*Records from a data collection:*
————————
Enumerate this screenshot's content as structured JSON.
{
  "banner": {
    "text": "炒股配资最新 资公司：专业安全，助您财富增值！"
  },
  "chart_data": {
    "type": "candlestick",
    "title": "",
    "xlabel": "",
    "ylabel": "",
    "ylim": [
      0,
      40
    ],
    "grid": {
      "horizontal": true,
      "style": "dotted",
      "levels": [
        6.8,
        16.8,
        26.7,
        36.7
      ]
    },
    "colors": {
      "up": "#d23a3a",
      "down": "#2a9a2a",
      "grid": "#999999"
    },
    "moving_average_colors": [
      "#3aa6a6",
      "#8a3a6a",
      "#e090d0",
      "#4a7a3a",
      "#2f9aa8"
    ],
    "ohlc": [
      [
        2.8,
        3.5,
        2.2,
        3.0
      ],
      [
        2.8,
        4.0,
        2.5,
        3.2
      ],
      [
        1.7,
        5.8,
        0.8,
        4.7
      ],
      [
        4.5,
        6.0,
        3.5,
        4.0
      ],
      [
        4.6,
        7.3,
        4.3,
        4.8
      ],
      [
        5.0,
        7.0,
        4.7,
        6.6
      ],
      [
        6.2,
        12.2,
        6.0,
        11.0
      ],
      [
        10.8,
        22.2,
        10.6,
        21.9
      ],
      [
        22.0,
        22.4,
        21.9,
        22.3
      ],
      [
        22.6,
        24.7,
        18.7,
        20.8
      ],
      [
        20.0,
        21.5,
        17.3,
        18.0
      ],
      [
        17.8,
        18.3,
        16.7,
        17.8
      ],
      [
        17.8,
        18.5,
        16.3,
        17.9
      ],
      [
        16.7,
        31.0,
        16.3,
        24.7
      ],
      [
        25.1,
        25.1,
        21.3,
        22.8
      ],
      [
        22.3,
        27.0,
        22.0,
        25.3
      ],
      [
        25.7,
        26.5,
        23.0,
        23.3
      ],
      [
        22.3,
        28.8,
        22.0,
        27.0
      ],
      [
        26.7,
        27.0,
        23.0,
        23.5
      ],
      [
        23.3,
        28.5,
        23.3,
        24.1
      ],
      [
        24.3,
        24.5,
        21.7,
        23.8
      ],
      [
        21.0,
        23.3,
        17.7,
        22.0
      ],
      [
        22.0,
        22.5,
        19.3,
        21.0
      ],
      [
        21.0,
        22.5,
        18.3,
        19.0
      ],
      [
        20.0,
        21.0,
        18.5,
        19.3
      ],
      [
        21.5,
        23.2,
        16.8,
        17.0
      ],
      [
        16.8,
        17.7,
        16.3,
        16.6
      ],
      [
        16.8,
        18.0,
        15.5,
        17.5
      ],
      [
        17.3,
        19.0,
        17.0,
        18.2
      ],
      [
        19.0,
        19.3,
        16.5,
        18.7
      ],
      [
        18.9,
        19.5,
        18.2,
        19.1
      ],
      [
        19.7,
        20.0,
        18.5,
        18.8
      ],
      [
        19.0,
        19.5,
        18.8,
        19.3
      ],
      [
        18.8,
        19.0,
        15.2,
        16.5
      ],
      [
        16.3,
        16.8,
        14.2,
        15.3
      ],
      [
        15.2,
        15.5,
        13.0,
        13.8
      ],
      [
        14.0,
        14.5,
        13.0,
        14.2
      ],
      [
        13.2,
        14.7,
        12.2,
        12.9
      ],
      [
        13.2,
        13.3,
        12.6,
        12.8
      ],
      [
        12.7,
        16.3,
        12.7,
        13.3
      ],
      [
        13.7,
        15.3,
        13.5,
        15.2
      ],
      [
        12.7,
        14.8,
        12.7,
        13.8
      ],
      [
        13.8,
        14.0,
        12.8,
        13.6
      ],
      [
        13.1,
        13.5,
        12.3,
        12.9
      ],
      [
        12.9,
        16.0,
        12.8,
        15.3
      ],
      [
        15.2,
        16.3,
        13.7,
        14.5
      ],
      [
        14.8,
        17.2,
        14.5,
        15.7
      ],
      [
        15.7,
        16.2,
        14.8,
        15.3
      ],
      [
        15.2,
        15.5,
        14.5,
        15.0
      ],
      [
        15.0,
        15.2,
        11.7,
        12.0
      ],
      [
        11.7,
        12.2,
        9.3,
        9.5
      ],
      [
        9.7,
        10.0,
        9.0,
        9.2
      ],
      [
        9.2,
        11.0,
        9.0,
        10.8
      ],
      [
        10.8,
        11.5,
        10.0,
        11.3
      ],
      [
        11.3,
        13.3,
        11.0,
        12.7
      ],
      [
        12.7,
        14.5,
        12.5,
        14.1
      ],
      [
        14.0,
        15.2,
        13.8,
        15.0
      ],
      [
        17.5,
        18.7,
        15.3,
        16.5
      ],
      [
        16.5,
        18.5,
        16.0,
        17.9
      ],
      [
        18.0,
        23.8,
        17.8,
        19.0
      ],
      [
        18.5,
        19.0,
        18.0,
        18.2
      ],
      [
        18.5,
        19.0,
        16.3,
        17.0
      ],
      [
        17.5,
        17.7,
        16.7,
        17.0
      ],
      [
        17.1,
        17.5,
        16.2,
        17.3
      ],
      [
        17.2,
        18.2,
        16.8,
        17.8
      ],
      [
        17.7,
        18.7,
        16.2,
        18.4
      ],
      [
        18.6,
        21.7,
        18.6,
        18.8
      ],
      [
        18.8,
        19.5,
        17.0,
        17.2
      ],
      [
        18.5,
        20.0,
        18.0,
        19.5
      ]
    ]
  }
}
————————
*Set exercise:*
Copy all the entries verbatim.

*Final result:*
Enumerate this screenshot's content as structured JSON.
{
  "banner": {
    "text": "炒股配资最新 资公司：专业安全，助您财富增值！"
  },
  "chart_data": {
    "type": "candlestick",
    "title": "",
    "xlabel": "",
    "ylabel": "",
    "ylim": [
      0,
      40
    ],
    "grid": {
      "horizontal": true,
      "style": "dotted",
      "levels": [
        6.8,
        16.8,
        26.7,
        36.7
      ]
    },
    "colors": {
      "up": "#d23a3a",
      "down": "#2a9a2a",
      "grid": "#999999"
    },
    "moving_average_colors": [
      "#3aa6a6",
      "#8a3a6a",
      "#e090d0",
      "#4a7a3a",
      "#2f9aa8"
    ],
    "ohlc": [
      [
        2.8,
        3.5,
        2.2,
        3.0
      ],
      [
        2.8,
        4.0,
        2.5,
        3.2
      ],
      [
        1.7,
        5.8,
        0.8,
        4.7
      ],
      [
        4.5,
        6.0,
        3.5,
        4.0
      ],
      [
        4.6,
        7.3,
        4.3,
        4.8
      ],
      [
        5.0,
        7.0,
        4.7,
        6.6
      ],
      [
        6.2,
        12.2,
        6.0,
        11.0
      ],
      [
        10.8,
        22.2,
        10.6,
        21.9
      ],
      [
        22.0,
        22.4,
        21.9,
        22.3
      ],
      [
        22.6,
        24.7,
        18.7,
        20.8
      ],
      [
        20.0,
        21.5,
        17.3,
        18.0
      ],
      [
        17.8,
        18.3,
        16.7,
        17.8
      ],
      [
        17.8,
        18.5,
        16.3,
        17.9
      ],
      [
        16.7,
        31.0,
        16.3,
        24.7
      ],
      [
        25.1,
        25.1,
        21.3,
        22.8
      ],
      [
        22.3,
        27.0,
        22.0,
        25.3
      ],
      [
        25.7,
        26.5,
        23.0,
        23.3
      ],
      [
        22.3,
        28.8,
        22.0,
        27.0
      ],
      [
        26.7,
        27.0,
        23.0,
        23.5
      ],
      [
        23.3,
        28.5,
        23.3,
        24.1
      ],
      [
        24.3,
        24.5,
        21.7,
        23.8
      ],
      [
        21.0,
        23.3,
        17.7,
        22.0
      ],
      [
        22.0,
        22.5,
        19.3,
        21.0
      ],
      [
        21.0,
        22.5,
        18.3,
        19.0
      ],
      [
        20.0,
        21.0,
        18.5,
        19.3
      ],
      [
        21.5,
        23.2,
        16.8,
        17.0
      ],
      [
        16.8,
        17.7,
        16.3,
        16.6
      ],
      [
        16.8,
        18.0,
        15.5,
        17.5
      ],
      [
        17.3,
        19.0,
        17.0,
        18.2
      ],
      [
        19.0,
        19.3,
        16.5,
        18.7
      ],
      [
        18.9,
        19.5,
        18.2,
        19.1
      ],
      [
        19.7,
        20.0,
        18.5,
        18.8
      ],
      [
        19.0,
        19.5,
        18.8,
        19.3
      ],
      [
        18.8,
        19.0,
        15.2,
        16.5
      ],
      [
        16.3,
        16.8,
        14.2,
        15.3
      ],
      [
        15.2,
        15.5,
        13.0,
        13.8
      ],
      [
        14.0,
        14.5,
        13.0,
        14.2
      ],
      [
        13.2,
        14.7,
        12.2,
        12.9
      ],
      [
        13.2,
        13.3,
        12.6,
        12.8
      ],
      [
        12.7,
        16.3,
        12.7,
        13.3
      ],
      [
        13.7,
        15.3,
        13.5,
        15.2
      ],
      [
        12.7,
        14.8,
        12.7,
        13.8
      ],
      [
        13.8,
        14.0,
        12.8,
        13.6
      ],
      [
        13.1,
        13.5,
        12.3,
        12.9
      ],
      [
        12.9,
        16.0,
        12.8,
        15.3
      ],
      [
        15.2,
        16.3,
        13.7,
        14.5
      ],
      [
        14.8,
        17.2,
        14.5,
        15.7
      ],
      [
        15.7,
        16.2,
        14.8,
        15.3
      ],
      [
        15.2,
        15.5,
        14.5,
        15.0
      ],
      [
        15.0,
        15.2,
        11.7,
        12.0
      ],
      [
        11.7,
        12.2,
        9.3,
        9.5
      ],
      [
        9.7,
        10.0,
        9.0,
        9.2
      ],
      [
        9.2,
        11.0,
        9.0,
        10.8
      ],
      [
        10.8,
        11.5,
        10.0,
        11.3
      ],
      [
        11.3,
        13.3,
        11.0,
        12.7
      ],
      [
        12.7,
        14.5,
        12.5,
        14.1
      ],
      [
        14.0,
        15.2,
        13.8,
        15.0
      ],
      [
        17.5,
        18.7,
        15.3,
        16.5
      ],
      [
        16.5,
        18.5,
        16.0,
        17.9
      ],
      [
        18.0,
        23.8,
        17.8,
        19.0
      ],
      [
        18.5,
        19.0,
        18.0,
        18.2
      ],
      [
        18.5,
        19.0,
        16.3,
        17.0
      ],
      [
        17.5,
        17.7,
        16.7,
        17.0
      ],
      [
        17.1,
        17.5,
        16.2,
        17.3
      ],
      [
        17.2,
        18.2,
        16.8,
        17.8
      ],
      [
        17.7,
        18.7,
        16.2,
        18.4
      ],
      [
        18.6,
        21.7,
        18.6,
        18.8
      ],
      [
        18.8,
        19.5,
        17.0,
        17.2
      ],
      [
        18.5,
        20.0,
        18.0,
        19.5
      ]
    ]
  }
}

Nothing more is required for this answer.